• [Excerpted records]
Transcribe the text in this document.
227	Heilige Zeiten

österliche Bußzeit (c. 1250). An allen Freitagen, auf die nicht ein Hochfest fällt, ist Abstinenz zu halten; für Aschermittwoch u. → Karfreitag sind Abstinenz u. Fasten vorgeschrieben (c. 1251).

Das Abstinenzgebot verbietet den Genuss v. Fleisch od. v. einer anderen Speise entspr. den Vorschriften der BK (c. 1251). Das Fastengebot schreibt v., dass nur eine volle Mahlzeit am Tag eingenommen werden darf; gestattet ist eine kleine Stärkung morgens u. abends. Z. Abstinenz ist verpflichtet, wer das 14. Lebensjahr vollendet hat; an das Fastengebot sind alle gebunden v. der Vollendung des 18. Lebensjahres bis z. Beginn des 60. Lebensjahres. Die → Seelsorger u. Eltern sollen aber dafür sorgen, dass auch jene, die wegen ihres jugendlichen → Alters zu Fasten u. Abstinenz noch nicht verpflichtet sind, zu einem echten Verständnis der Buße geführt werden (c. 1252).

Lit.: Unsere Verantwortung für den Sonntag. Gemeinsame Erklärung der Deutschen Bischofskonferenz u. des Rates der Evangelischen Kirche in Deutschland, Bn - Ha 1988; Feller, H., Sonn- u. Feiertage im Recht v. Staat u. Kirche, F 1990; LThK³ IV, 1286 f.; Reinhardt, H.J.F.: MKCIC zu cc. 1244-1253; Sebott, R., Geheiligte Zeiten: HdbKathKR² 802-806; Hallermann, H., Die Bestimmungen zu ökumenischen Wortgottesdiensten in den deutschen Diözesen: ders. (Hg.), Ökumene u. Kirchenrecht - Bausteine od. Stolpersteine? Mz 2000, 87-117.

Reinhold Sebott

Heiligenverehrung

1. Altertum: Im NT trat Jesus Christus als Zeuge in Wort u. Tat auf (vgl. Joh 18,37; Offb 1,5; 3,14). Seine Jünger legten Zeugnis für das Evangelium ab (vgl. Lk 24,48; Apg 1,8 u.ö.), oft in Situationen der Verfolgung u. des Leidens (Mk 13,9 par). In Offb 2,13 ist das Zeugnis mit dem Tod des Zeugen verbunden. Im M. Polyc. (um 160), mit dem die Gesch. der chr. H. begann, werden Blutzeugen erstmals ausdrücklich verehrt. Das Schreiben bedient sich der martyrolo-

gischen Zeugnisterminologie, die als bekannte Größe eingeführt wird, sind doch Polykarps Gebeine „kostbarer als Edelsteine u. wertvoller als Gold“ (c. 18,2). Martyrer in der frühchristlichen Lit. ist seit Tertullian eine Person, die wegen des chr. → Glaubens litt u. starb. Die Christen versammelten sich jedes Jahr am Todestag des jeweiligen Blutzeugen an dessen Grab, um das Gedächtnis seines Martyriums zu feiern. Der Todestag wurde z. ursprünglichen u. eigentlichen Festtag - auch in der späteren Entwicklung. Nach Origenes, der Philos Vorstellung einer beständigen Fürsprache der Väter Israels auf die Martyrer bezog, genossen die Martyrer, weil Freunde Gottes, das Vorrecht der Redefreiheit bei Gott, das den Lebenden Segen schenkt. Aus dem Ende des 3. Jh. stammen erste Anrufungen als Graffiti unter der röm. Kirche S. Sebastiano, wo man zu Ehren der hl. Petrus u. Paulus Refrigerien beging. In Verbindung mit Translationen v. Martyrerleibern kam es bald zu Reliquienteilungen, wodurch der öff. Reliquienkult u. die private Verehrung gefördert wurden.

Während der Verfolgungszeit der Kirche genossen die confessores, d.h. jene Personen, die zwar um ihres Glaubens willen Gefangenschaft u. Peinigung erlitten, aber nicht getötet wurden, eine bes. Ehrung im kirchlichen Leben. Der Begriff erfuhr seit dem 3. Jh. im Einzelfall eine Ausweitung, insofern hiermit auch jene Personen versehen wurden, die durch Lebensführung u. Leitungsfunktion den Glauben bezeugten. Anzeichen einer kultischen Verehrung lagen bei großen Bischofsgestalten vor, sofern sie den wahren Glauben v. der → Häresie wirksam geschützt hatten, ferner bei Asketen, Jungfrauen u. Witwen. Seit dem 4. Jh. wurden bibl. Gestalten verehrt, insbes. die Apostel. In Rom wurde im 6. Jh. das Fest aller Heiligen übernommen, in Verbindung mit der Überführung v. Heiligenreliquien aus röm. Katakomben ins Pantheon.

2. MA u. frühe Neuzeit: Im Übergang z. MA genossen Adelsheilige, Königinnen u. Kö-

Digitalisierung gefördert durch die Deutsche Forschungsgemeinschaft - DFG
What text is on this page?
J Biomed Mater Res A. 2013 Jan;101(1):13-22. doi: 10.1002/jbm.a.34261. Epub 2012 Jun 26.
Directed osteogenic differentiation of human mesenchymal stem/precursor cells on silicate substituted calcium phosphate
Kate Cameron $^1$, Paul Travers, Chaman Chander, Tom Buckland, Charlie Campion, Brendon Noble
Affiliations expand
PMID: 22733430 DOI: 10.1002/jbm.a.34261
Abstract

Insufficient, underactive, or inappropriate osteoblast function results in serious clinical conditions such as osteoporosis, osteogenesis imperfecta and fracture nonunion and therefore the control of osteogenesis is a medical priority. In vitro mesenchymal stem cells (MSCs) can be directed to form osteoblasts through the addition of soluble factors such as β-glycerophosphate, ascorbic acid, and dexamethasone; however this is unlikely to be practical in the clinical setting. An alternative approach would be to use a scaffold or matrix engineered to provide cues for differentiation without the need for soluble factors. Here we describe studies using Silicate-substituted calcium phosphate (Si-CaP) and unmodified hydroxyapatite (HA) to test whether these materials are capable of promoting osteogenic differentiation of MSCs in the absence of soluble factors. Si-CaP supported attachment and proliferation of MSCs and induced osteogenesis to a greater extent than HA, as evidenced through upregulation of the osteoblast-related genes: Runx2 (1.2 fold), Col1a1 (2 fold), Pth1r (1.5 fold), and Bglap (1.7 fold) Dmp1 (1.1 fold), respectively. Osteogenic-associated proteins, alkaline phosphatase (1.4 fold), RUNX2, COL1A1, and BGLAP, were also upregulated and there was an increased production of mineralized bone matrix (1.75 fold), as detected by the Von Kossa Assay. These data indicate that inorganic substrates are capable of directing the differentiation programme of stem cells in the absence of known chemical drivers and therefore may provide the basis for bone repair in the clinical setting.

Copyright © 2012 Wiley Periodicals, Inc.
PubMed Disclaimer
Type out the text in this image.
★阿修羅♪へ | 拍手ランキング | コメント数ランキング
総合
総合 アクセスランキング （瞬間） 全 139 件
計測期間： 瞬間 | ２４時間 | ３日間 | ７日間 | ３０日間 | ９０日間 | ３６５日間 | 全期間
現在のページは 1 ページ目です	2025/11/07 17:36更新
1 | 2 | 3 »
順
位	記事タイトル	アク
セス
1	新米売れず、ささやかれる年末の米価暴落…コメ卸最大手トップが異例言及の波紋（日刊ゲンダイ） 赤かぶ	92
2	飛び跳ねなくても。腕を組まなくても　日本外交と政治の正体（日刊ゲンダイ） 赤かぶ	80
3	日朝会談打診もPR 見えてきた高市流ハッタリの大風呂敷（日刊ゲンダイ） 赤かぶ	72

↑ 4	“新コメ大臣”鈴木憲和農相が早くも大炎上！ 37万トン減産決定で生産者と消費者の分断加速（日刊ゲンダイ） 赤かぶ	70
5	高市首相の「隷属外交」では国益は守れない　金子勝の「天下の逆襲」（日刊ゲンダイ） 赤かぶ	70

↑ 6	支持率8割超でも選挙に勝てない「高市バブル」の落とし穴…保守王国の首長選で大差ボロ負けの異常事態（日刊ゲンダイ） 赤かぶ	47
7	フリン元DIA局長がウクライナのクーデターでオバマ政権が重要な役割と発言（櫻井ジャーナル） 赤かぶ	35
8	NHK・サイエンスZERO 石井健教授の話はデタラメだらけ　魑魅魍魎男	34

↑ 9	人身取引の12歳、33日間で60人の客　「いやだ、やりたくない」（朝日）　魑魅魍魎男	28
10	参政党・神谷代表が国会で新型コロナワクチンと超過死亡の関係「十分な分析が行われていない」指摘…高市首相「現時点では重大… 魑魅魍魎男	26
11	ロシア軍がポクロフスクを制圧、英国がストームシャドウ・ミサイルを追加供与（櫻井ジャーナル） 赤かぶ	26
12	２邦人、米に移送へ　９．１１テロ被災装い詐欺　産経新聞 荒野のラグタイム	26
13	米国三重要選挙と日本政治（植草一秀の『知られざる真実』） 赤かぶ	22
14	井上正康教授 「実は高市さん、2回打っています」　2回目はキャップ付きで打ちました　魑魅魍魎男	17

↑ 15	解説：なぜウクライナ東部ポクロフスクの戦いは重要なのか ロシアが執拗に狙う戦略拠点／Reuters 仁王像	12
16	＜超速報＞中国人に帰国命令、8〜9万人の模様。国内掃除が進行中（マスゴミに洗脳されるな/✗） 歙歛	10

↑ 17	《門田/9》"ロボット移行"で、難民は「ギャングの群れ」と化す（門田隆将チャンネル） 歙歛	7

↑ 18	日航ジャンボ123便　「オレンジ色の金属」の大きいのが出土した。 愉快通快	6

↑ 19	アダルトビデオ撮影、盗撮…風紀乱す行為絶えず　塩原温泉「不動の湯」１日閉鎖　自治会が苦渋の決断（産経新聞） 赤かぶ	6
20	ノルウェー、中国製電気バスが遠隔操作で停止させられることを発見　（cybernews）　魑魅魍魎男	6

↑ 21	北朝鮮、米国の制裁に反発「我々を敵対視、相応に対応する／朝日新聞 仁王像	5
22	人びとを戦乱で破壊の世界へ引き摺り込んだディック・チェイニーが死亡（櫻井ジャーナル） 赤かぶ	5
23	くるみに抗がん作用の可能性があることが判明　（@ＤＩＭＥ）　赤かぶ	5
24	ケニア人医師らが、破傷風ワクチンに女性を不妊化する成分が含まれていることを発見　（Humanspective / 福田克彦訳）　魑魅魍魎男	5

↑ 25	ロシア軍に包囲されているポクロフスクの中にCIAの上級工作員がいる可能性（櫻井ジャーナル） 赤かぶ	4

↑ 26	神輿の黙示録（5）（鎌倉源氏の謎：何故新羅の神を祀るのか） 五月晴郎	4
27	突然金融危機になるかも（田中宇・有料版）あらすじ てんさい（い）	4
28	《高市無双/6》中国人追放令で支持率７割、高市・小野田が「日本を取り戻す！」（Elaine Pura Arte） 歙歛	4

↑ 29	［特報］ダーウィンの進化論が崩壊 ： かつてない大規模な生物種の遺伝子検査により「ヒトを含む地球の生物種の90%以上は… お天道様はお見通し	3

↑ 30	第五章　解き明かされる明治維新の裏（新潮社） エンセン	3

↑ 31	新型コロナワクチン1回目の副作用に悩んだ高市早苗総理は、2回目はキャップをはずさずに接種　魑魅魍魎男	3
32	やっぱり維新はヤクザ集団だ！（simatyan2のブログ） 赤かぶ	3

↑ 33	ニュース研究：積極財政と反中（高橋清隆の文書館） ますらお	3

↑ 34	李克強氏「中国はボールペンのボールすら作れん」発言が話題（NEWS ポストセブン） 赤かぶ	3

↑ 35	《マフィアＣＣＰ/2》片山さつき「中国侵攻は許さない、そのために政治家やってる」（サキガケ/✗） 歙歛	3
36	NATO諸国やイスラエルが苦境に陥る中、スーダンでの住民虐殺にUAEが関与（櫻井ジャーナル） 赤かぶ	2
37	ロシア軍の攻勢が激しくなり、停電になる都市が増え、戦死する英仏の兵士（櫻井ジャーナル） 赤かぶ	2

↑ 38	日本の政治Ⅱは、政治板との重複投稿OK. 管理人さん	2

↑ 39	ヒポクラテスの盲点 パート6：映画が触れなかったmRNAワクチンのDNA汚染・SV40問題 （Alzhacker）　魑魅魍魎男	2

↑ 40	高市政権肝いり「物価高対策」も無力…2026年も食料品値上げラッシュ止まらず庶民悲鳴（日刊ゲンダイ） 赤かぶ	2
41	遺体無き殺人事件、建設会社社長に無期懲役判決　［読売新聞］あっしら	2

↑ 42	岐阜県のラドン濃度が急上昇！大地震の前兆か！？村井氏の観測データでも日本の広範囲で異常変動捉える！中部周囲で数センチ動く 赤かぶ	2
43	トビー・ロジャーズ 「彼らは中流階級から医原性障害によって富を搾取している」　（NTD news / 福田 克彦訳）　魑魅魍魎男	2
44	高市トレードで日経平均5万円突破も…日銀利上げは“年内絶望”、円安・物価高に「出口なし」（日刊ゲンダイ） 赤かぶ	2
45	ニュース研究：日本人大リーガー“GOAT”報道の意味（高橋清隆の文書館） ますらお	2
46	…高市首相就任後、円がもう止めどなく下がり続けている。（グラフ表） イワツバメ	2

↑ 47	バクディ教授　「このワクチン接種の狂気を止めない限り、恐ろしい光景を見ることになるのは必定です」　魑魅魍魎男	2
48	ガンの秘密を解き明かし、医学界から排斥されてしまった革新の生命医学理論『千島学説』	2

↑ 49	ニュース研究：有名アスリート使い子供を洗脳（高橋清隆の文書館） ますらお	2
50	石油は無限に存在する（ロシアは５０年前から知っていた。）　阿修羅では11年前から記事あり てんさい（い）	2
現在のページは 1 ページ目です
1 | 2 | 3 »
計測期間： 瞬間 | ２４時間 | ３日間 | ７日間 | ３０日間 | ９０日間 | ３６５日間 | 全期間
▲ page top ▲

• [What the task requires]
Scan the entries above. Copy each line that has the string "てんさい".

• [Exercise result]
27	突然金融危機になるかも（田中宇・有料版）あらすじ てんさい（い）	4
50	石油は無限に存在する（ロシアは５０年前から知っていた。）　阿修羅では11年前から記事あり てんさい（い）	2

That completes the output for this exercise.